> _Stated goal_
Return each line containing the string "Sample".

### Data extract

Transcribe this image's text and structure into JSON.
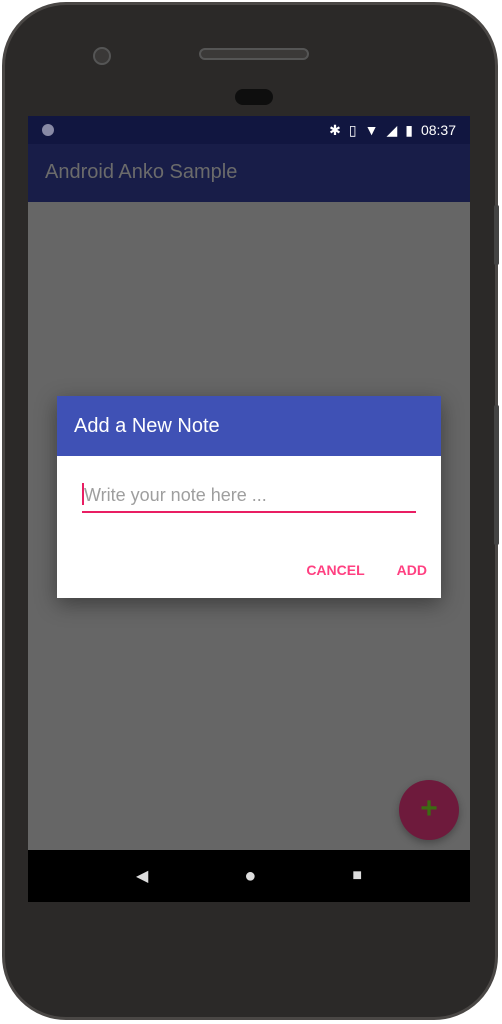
{
  "status": {
    "time": "08:37",
    "icons": [
      "notification-dot-icon",
      "bluetooth-icon",
      "vibrate-icon",
      "wifi-icon",
      "signal-icon",
      "battery-charging-icon"
    ]
  },
  "appbar": {
    "title": "Android Anko Sample"
  },
  "dialog": {
    "title": "Add a New Note",
    "input_value": "",
    "input_placeholder": "Write your note here ...",
    "cancel_label": "CANCEL",
    "add_label": "ADD"
  },
  "fab": {
    "icon": "plus-icon",
    "glyph": "+"
  },
  "nav": {
    "back": "◀",
    "home": "●",
    "recents": "■"
  },
  "colors": {
    "primary": "#3f51b5",
    "accent": "#ff4081",
    "status_bar": "#111640"
  }
}
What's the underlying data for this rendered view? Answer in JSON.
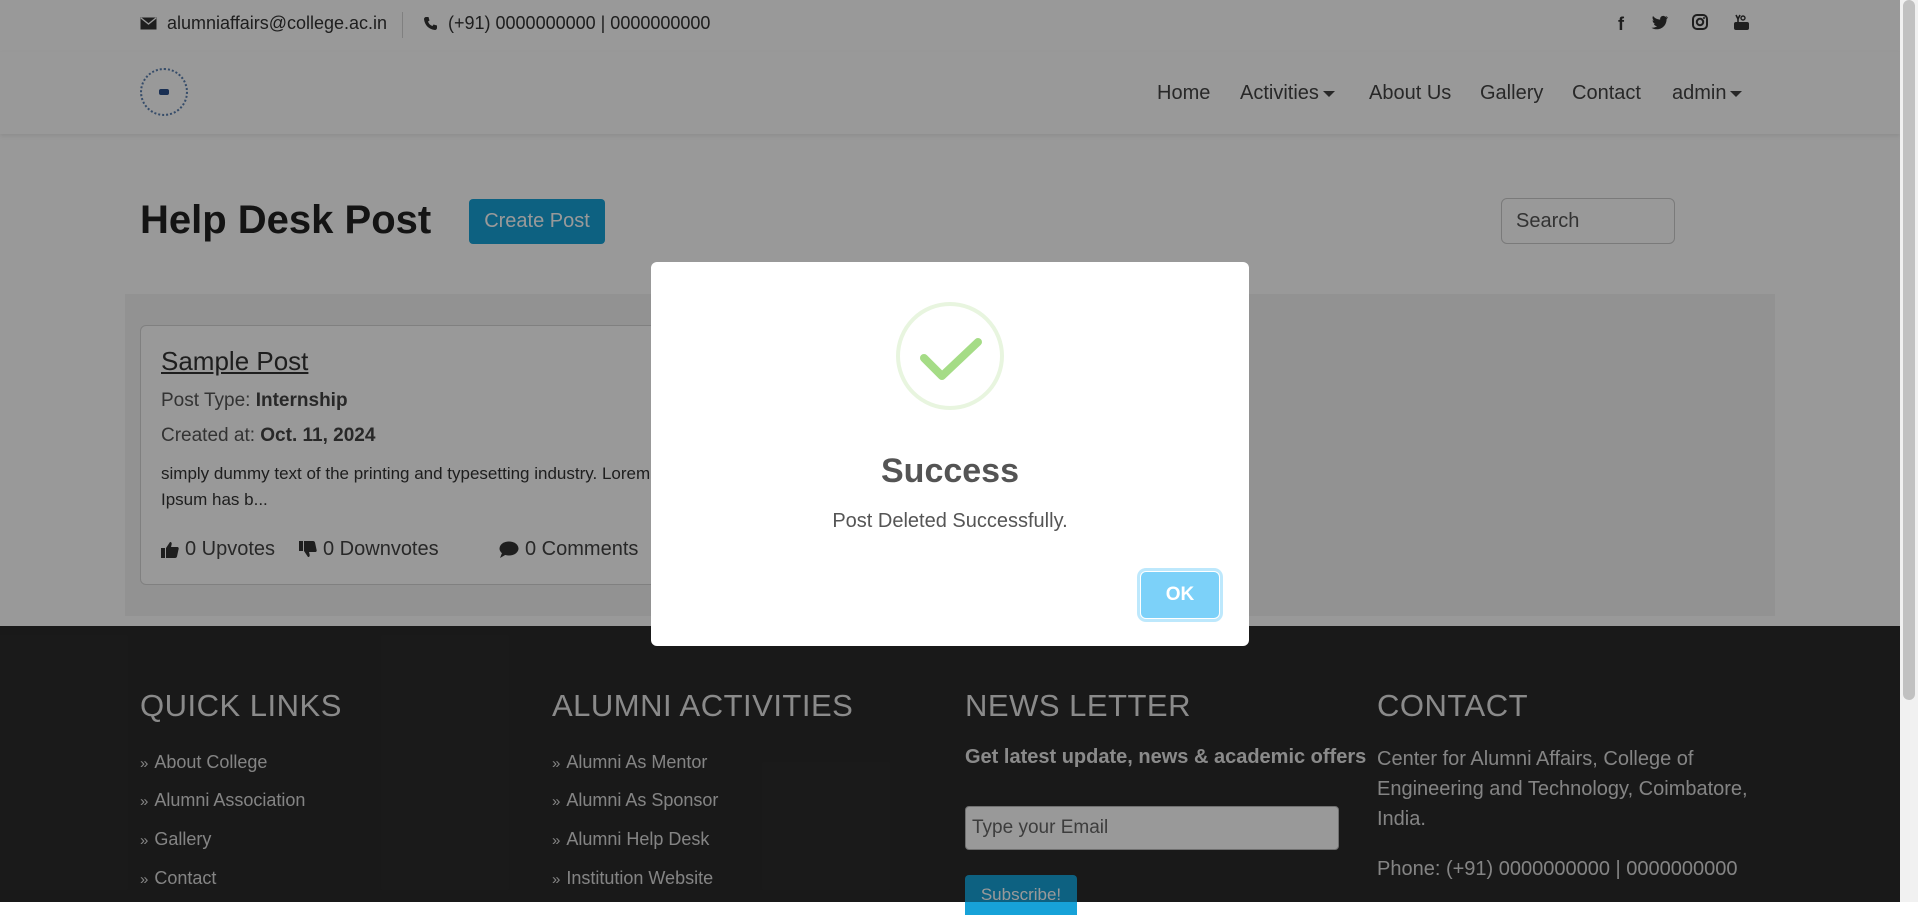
{
  "topbar": {
    "email": "alumniaffairs@college.ac.in",
    "phone": "(+91) 0000000000 | 0000000000",
    "social": {
      "facebook": "f",
      "twitter": "twitter-icon",
      "instagram": "instagram-icon",
      "youtube": "You"
    }
  },
  "nav": {
    "home": "Home",
    "activities": "Activities",
    "about": "About Us",
    "gallery": "Gallery",
    "contact": "Contact",
    "admin": "admin"
  },
  "main": {
    "title": "Help Desk Post",
    "create_button": "Create Post",
    "search_placeholder": "Search"
  },
  "post": {
    "title": "Sample Post",
    "type_label": "Post Type:",
    "type_value": "Internship",
    "created_label": "Created at:",
    "created_value": "Oct. 11, 2024",
    "description": "simply dummy text of the printing and typesetting industry. Lorem Ipsum has b...",
    "upvotes": "0 Upvotes",
    "downvotes": "0 Downvotes",
    "comments": "0 Comments"
  },
  "footer": {
    "quick_links": {
      "heading": "QUICK LINKS",
      "items": [
        "About College",
        "Alumni Association",
        "Gallery",
        "Contact"
      ]
    },
    "activities": {
      "heading": "ALUMNI ACTIVITIES",
      "items": [
        "Alumni As Mentor",
        "Alumni As Sponsor",
        "Alumni Help Desk",
        "Institution Website"
      ]
    },
    "newsletter": {
      "heading": "NEWS LETTER",
      "subheading": "Get latest update, news & academic offers",
      "email_placeholder": "Type your Email",
      "subscribe_label": "Subscribe!"
    },
    "contact": {
      "heading": "CONTACT",
      "address": "Center for Alumni Affairs, College of Engineering and Technology, Coimbatore, India.",
      "phone": "Phone: (+91) 0000000000 | 0000000000"
    }
  },
  "modal": {
    "title": "Success",
    "message": "Post Deleted Successfully.",
    "ok_label": "OK"
  },
  "colors": {
    "accent": "#17a2d8",
    "success_check": "#a5dc86",
    "footer_bg": "#2b2b2b",
    "ok_button": "#7cd1f9"
  }
}
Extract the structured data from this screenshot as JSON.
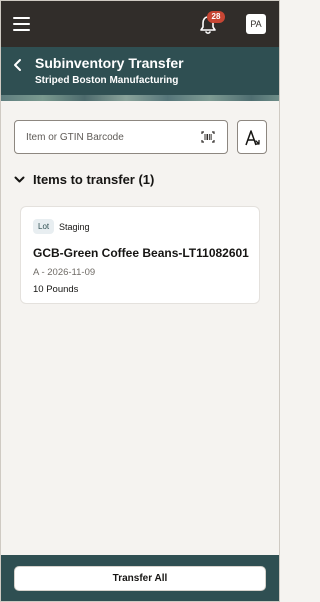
{
  "topbar": {
    "notification_count": "28",
    "avatar_initials": "PA"
  },
  "header": {
    "title": "Subinventory Transfer",
    "subtitle": "Striped Boston Manufacturing"
  },
  "search": {
    "placeholder": "Item or GTIN Barcode"
  },
  "section": {
    "title": "Items to transfer (1)"
  },
  "items": [
    {
      "badge": "Lot",
      "subinventory": "Staging",
      "name": "GCB-Green Coffee Beans-LT11082601",
      "meta": "A - 2026-11-09",
      "quantity": "10 Pounds"
    }
  ],
  "footer": {
    "transfer_all_label": "Transfer All"
  },
  "colors": {
    "topbar": "#312d2a",
    "header": "#2f4f52",
    "badge": "#c74634",
    "background": "#f5f3f0"
  },
  "icons": [
    "menu-icon",
    "bell-icon",
    "back-icon",
    "barcode-scan-icon",
    "sort-icon",
    "chevron-down-icon"
  ]
}
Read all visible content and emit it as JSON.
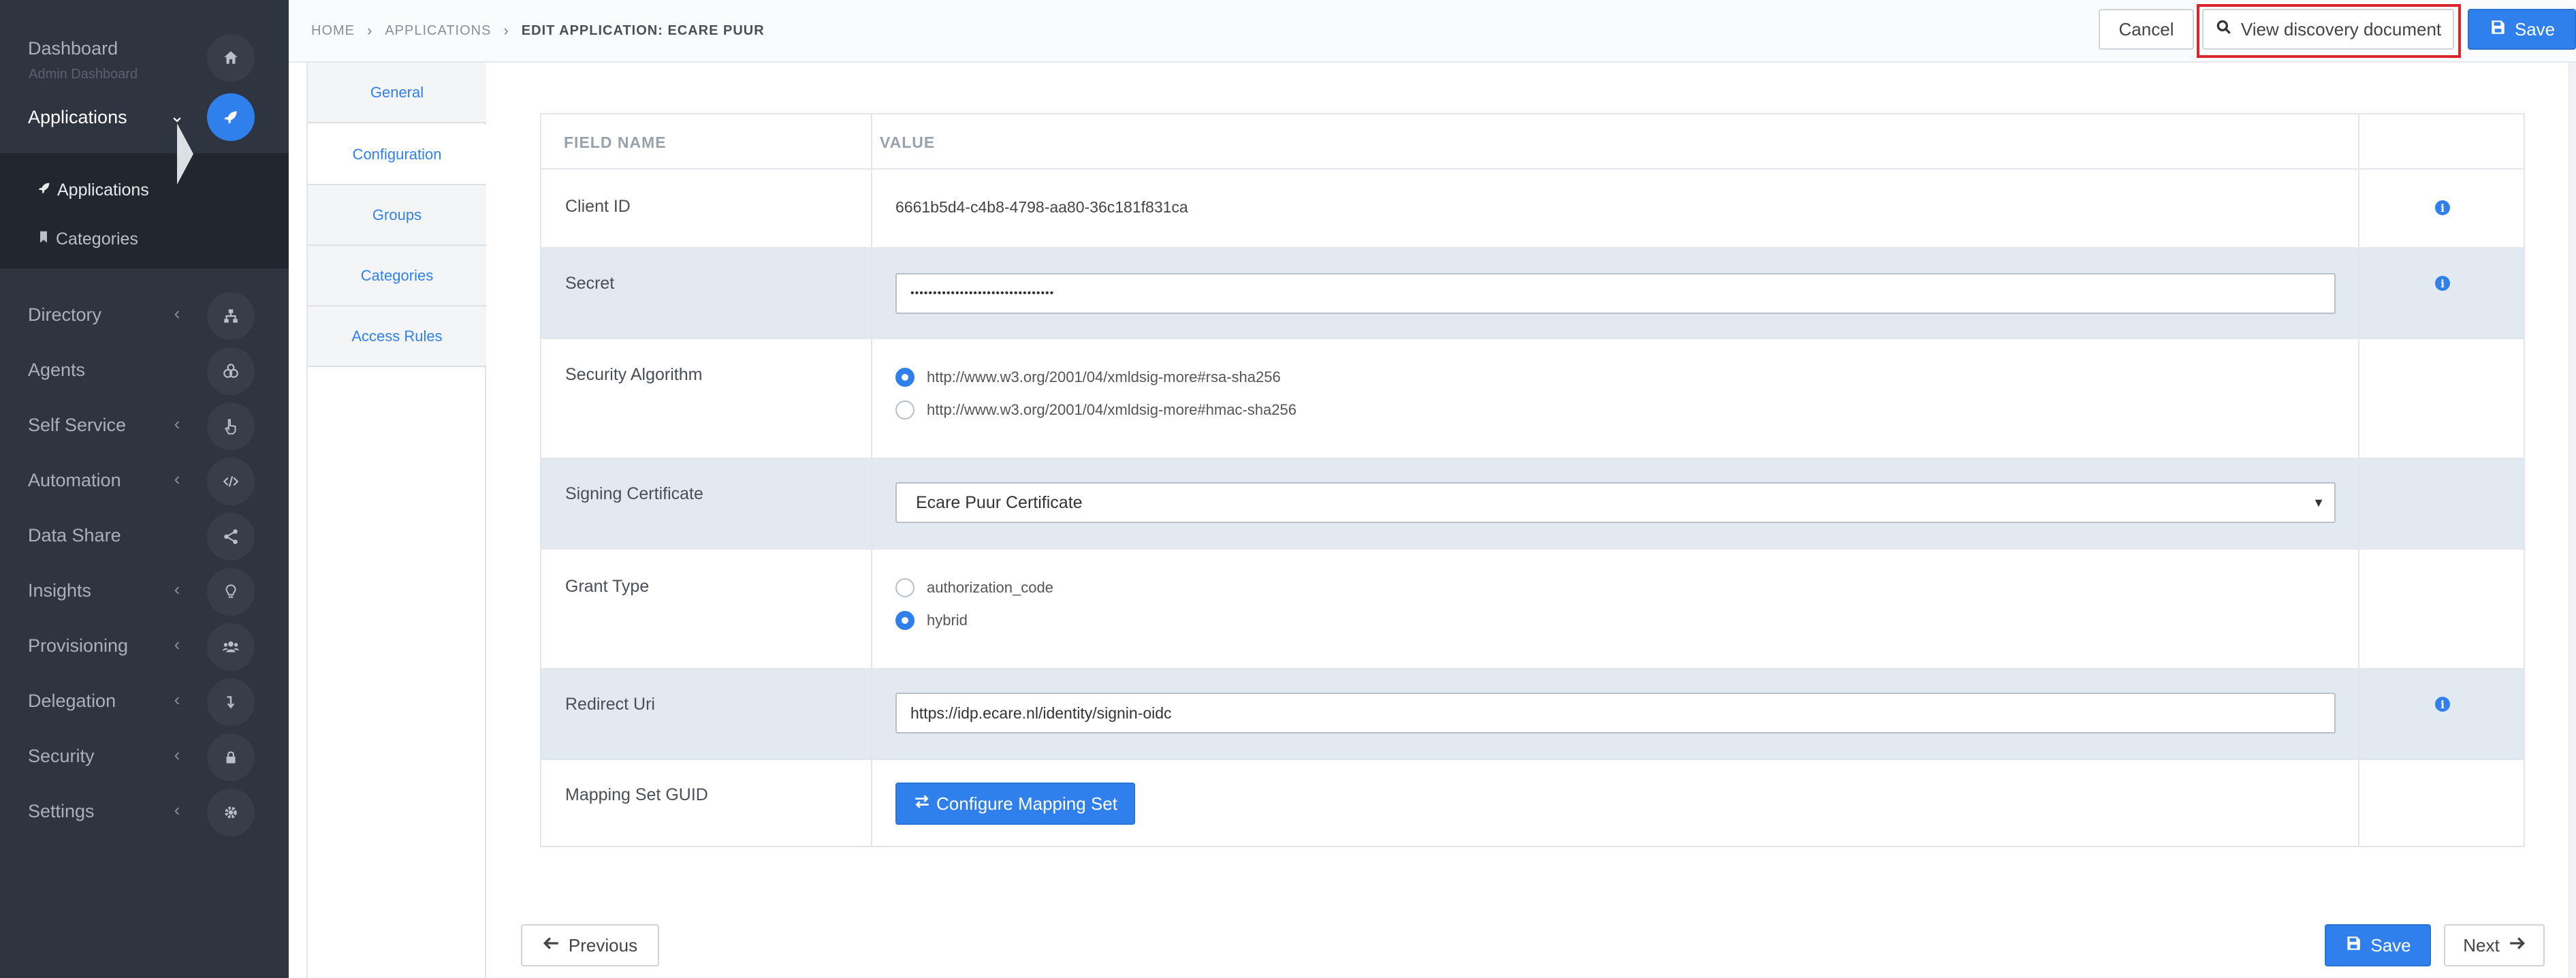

######

> _Answer to the problem_
    "title": "Android Anko Sample"
    "title": "Sample Post",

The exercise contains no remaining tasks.